__DO THIS__
Exactly as written, retype the listing below, omitting the pictures.

__Stored dataset items__
•••••

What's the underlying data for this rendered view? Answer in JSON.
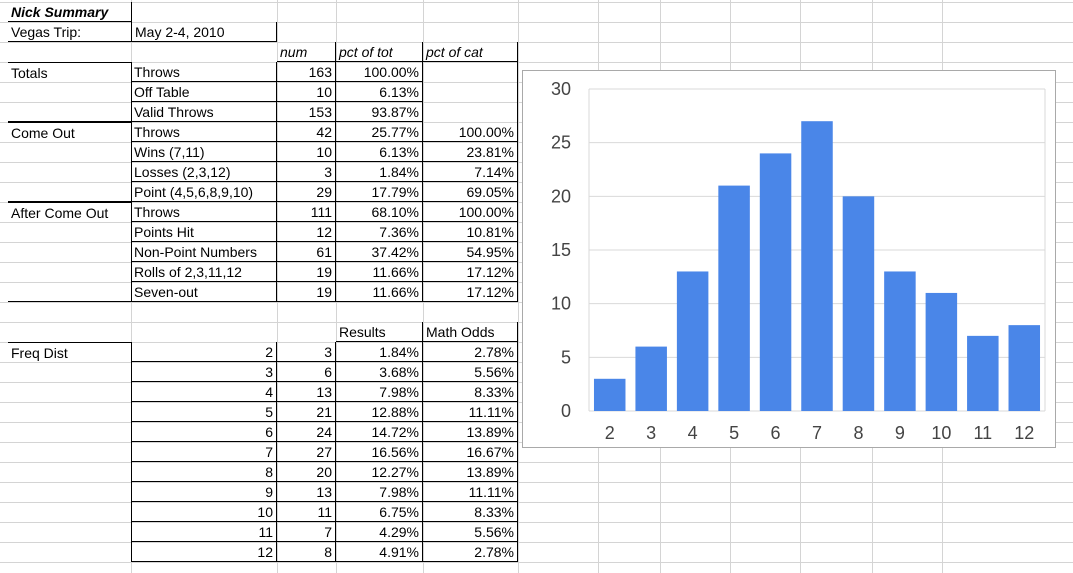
{
  "title": "Nick Summary",
  "trip": {
    "label": "Vegas Trip:",
    "date": "May 2-4, 2010"
  },
  "headers": {
    "num": "num",
    "pct_tot": "pct of tot",
    "pct_cat": "pct of cat"
  },
  "rows": [
    {
      "group": "Totals",
      "label": "Throws",
      "num": "163",
      "pct_tot": "100.00%",
      "pct_cat": ""
    },
    {
      "group": "",
      "label": "Off Table",
      "num": "10",
      "pct_tot": "6.13%",
      "pct_cat": ""
    },
    {
      "group": "",
      "label": "Valid Throws",
      "num": "153",
      "pct_tot": "93.87%",
      "pct_cat": ""
    },
    {
      "group": "Come Out",
      "label": "Throws",
      "num": "42",
      "pct_tot": "25.77%",
      "pct_cat": "100.00%"
    },
    {
      "group": "",
      "label": "Wins (7,11)",
      "num": "10",
      "pct_tot": "6.13%",
      "pct_cat": "23.81%"
    },
    {
      "group": "",
      "label": "Losses (2,3,12)",
      "num": "3",
      "pct_tot": "1.84%",
      "pct_cat": "7.14%"
    },
    {
      "group": "",
      "label": "Point (4,5,6,8,9,10)",
      "num": "29",
      "pct_tot": "17.79%",
      "pct_cat": "69.05%"
    },
    {
      "group": "After Come Out",
      "label": "Throws",
      "num": "111",
      "pct_tot": "68.10%",
      "pct_cat": "100.00%"
    },
    {
      "group": "",
      "label": "Points Hit",
      "num": "12",
      "pct_tot": "7.36%",
      "pct_cat": "10.81%"
    },
    {
      "group": "",
      "label": "Non-Point Numbers",
      "num": "61",
      "pct_tot": "37.42%",
      "pct_cat": "54.95%"
    },
    {
      "group": "",
      "label": "Rolls of 2,3,11,12",
      "num": "19",
      "pct_tot": "11.66%",
      "pct_cat": "17.12%"
    },
    {
      "group": "",
      "label": "Seven-out",
      "num": "19",
      "pct_tot": "11.66%",
      "pct_cat": "17.12%"
    }
  ],
  "freq": {
    "label": "Freq Dist",
    "headers": {
      "results": "Results",
      "odds": "Math Odds"
    },
    "rows": [
      {
        "roll": "2",
        "count": "3",
        "results": "1.84%",
        "odds": "2.78%"
      },
      {
        "roll": "3",
        "count": "6",
        "results": "3.68%",
        "odds": "5.56%"
      },
      {
        "roll": "4",
        "count": "13",
        "results": "7.98%",
        "odds": "8.33%"
      },
      {
        "roll": "5",
        "count": "21",
        "results": "12.88%",
        "odds": "11.11%"
      },
      {
        "roll": "6",
        "count": "24",
        "results": "14.72%",
        "odds": "13.89%"
      },
      {
        "roll": "7",
        "count": "27",
        "results": "16.56%",
        "odds": "16.67%"
      },
      {
        "roll": "8",
        "count": "20",
        "results": "12.27%",
        "odds": "13.89%"
      },
      {
        "roll": "9",
        "count": "13",
        "results": "7.98%",
        "odds": "11.11%"
      },
      {
        "roll": "10",
        "count": "11",
        "results": "6.75%",
        "odds": "8.33%"
      },
      {
        "roll": "11",
        "count": "7",
        "results": "4.29%",
        "odds": "5.56%"
      },
      {
        "roll": "12",
        "count": "8",
        "results": "4.91%",
        "odds": "2.78%"
      }
    ]
  },
  "chart_data": {
    "type": "bar",
    "categories": [
      "2",
      "3",
      "4",
      "5",
      "6",
      "7",
      "8",
      "9",
      "10",
      "11",
      "12"
    ],
    "values": [
      3,
      6,
      13,
      21,
      24,
      27,
      20,
      13,
      11,
      7,
      8
    ],
    "title": "",
    "xlabel": "",
    "ylabel": "",
    "ylim": [
      0,
      30
    ],
    "yticks": [
      0,
      5,
      10,
      15,
      20,
      25,
      30
    ],
    "grid": true,
    "legend": "none",
    "bar_color": "#4a86e8"
  }
}
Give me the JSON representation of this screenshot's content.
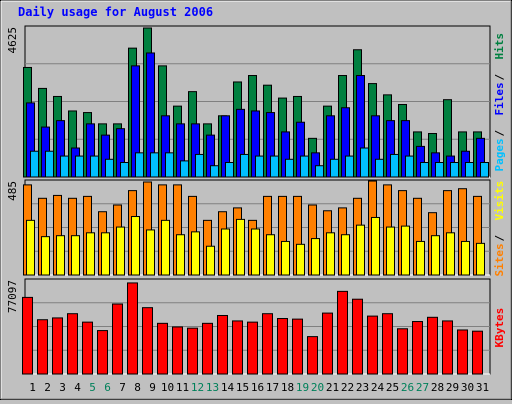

•••••

__TASK SOLUTION__
What's the underlying data for this rendered view? Answer in JSON.
{
  "title": "Nick Summary",
  "trip": {
    "label": "Vegas Trip:",
    "date": "May 2-4, 2010"
  },
  "headers": {
    "num": "num",
    "pct_tot": "pct of tot",
    "pct_cat": "pct of cat"
  },
  "rows": [
    {
      "group": "Totals",
      "label": "Throws",
      "num": "163",
      "pct_tot": "100.00%",
      "pct_cat": ""
    },
    {
      "group": "",
      "label": "Off Table",
      "num": "10",
      "pct_tot": "6.13%",
      "pct_cat": ""
    },
    {
      "group": "",
      "label": "Valid Throws",
      "num": "153",
      "pct_tot": "93.87%",
      "pct_cat": ""
    },
    {
      "group": "Come Out",
      "label": "Throws",
      "num": "42",
      "pct_tot": "25.77%",
      "pct_cat": "100.00%"
    },
    {
      "group": "",
      "label": "Wins (7,11)",
      "num": "10",
      "pct_tot": "6.13%",
      "pct_cat": "23.81%"
    },
    {
      "group": "",
      "label": "Losses (2,3,12)",
      "num": "3",
      "pct_tot": "1.84%",
      "pct_cat": "7.14%"
    },
    {
      "group": "",
      "label": "Point (4,5,6,8,9,10)",
      "num": "29",
      "pct_tot": "17.79%",
      "pct_cat": "69.05%"
    },
    {
      "group": "After Come Out",
      "label": "Throws",
      "num": "111",
      "pct_tot": "68.10%",
      "pct_cat": "100.00%"
    },
    {
      "group": "",
      "label": "Points Hit",
      "num": "12",
      "pct_tot": "7.36%",
      "pct_cat": "10.81%"
    },
    {
      "group": "",
      "label": "Non-Point Numbers",
      "num": "61",
      "pct_tot": "37.42%",
      "pct_cat": "54.95%"
    },
    {
      "group": "",
      "label": "Rolls of 2,3,11,12",
      "num": "19",
      "pct_tot": "11.66%",
      "pct_cat": "17.12%"
    },
    {
      "group": "",
      "label": "Seven-out",
      "num": "19",
      "pct_tot": "11.66%",
      "pct_cat": "17.12%"
    }
  ],
  "freq": {
    "label": "Freq Dist",
    "headers": {
      "results": "Results",
      "odds": "Math Odds"
    },
    "rows": [
      {
        "roll": "2",
        "count": "3",
        "results": "1.84%",
        "odds": "2.78%"
      },
      {
        "roll": "3",
        "count": "6",
        "results": "3.68%",
        "odds": "5.56%"
      },
      {
        "roll": "4",
        "count": "13",
        "results": "7.98%",
        "odds": "8.33%"
      },
      {
        "roll": "5",
        "count": "21",
        "results": "12.88%",
        "odds": "11.11%"
      },
      {
        "roll": "6",
        "count": "24",
        "results": "14.72%",
        "odds": "13.89%"
      },
      {
        "roll": "7",
        "count": "27",
        "results": "16.56%",
        "odds": "16.67%"
      },
      {
        "roll": "8",
        "count": "20",
        "results": "12.27%",
        "odds": "13.89%"
      },
      {
        "roll": "9",
        "count": "13",
        "results": "7.98%",
        "odds": "11.11%"
      },
      {
        "roll": "10",
        "count": "11",
        "results": "6.75%",
        "odds": "8.33%"
      },
      {
        "roll": "11",
        "count": "7",
        "results": "4.29%",
        "odds": "5.56%"
      },
      {
        "roll": "12",
        "count": "8",
        "results": "4.91%",
        "odds": "2.78%"
      }
    ]
  },
  "chart_data": {
    "type": "bar",
    "categories": [
      "2",
      "3",
      "4",
      "5",
      "6",
      "7",
      "8",
      "9",
      "10",
      "11",
      "12"
    ],
    "values": [
      3,
      6,
      13,
      21,
      24,
      27,
      20,
      13,
      11,
      7,
      8
    ],
    "title": "",
    "xlabel": "",
    "ylabel": "",
    "ylim": [
      0,
      30
    ],
    "yticks": [
      0,
      5,
      10,
      15,
      20,
      25,
      30
    ],
    "grid": true,
    "legend": "none",
    "bar_color": "#4a86e8"
  }
}
Give me the JSON representation of this screenshot's content.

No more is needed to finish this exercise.